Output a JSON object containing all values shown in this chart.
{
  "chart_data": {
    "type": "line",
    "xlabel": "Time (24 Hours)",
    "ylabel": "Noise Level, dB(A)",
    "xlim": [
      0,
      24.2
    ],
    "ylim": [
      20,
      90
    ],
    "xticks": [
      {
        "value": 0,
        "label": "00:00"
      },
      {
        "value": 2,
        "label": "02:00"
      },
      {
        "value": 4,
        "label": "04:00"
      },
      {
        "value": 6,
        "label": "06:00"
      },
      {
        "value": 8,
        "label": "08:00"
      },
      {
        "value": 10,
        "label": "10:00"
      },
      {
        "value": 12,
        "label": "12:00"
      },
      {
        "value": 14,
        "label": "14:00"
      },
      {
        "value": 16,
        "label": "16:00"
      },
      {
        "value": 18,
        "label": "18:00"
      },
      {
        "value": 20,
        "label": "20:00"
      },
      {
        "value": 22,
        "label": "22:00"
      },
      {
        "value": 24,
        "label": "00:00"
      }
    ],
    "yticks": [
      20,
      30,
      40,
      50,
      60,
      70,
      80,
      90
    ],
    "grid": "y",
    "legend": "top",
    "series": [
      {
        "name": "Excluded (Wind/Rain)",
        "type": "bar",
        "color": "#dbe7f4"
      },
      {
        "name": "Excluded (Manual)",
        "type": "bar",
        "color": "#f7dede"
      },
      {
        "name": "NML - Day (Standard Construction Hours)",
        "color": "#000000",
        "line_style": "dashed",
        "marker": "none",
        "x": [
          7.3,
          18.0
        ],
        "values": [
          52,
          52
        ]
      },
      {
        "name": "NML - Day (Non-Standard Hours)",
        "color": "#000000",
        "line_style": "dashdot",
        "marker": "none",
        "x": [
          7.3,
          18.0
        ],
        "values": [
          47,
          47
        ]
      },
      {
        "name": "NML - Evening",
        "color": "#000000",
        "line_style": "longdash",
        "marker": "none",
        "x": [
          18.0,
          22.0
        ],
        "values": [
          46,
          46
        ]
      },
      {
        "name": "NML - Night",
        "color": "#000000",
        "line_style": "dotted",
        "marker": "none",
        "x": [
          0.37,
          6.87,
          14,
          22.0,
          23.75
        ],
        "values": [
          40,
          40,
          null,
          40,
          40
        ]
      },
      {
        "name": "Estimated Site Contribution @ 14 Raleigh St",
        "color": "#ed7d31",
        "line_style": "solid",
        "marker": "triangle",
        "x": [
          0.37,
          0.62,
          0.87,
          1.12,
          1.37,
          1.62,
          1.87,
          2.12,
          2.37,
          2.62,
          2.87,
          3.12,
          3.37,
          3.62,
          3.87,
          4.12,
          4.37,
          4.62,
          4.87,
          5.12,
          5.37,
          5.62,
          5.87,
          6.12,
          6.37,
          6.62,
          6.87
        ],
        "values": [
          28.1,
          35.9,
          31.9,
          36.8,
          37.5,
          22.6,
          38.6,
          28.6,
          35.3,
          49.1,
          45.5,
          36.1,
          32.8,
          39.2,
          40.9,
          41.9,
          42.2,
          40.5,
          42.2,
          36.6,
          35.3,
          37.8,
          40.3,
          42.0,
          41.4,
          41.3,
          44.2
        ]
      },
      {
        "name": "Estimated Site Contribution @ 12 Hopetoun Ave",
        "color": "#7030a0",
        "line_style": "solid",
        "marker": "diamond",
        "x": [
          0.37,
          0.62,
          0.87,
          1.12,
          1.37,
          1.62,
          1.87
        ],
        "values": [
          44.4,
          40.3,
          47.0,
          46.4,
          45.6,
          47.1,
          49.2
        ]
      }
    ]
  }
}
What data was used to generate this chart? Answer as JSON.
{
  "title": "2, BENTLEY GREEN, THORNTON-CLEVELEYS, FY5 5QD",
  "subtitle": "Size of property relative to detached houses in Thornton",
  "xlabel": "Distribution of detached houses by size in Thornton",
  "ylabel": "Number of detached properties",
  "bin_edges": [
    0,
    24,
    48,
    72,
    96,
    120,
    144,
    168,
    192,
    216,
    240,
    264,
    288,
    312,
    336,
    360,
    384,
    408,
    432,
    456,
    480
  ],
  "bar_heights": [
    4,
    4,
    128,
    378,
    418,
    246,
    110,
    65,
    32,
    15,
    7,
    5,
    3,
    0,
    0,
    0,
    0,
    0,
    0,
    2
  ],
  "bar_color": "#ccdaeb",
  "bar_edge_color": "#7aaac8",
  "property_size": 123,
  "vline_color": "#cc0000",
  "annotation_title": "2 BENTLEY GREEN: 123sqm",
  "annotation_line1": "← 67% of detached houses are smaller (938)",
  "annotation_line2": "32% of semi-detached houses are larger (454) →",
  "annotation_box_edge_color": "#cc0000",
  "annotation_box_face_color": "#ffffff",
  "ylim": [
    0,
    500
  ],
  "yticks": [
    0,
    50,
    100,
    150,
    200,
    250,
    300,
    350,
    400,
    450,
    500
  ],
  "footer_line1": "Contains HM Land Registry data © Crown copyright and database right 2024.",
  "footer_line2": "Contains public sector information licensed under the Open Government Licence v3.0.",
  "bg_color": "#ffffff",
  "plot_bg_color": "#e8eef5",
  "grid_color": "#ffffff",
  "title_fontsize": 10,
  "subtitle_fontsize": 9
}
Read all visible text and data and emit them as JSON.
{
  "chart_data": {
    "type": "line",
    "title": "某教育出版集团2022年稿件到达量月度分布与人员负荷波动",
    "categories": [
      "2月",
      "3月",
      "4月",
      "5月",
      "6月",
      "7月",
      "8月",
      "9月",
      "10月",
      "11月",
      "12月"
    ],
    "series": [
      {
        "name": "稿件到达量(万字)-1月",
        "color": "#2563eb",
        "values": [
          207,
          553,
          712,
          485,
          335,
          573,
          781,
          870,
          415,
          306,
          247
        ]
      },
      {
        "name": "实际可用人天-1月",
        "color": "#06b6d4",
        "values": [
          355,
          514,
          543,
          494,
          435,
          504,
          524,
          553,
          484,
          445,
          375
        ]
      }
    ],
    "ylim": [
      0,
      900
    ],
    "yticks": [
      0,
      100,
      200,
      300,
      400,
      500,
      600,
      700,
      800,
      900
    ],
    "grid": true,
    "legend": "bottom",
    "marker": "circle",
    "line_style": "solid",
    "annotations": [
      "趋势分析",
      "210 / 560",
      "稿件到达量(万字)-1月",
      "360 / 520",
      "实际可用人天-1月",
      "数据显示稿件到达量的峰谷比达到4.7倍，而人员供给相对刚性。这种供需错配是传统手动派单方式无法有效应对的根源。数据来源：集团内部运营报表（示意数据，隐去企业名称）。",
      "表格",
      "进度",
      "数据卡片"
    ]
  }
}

:::

--- The exercise ---
Gather all lines where the word "GREEN" appears.

--- Exercise output ---
  "title": "2, BENTLEY GREEN, THORNTON-CLEVELEYS, FY5 5QD",
  "annotation_title": "2 BENTLEY GREEN: 123sqm",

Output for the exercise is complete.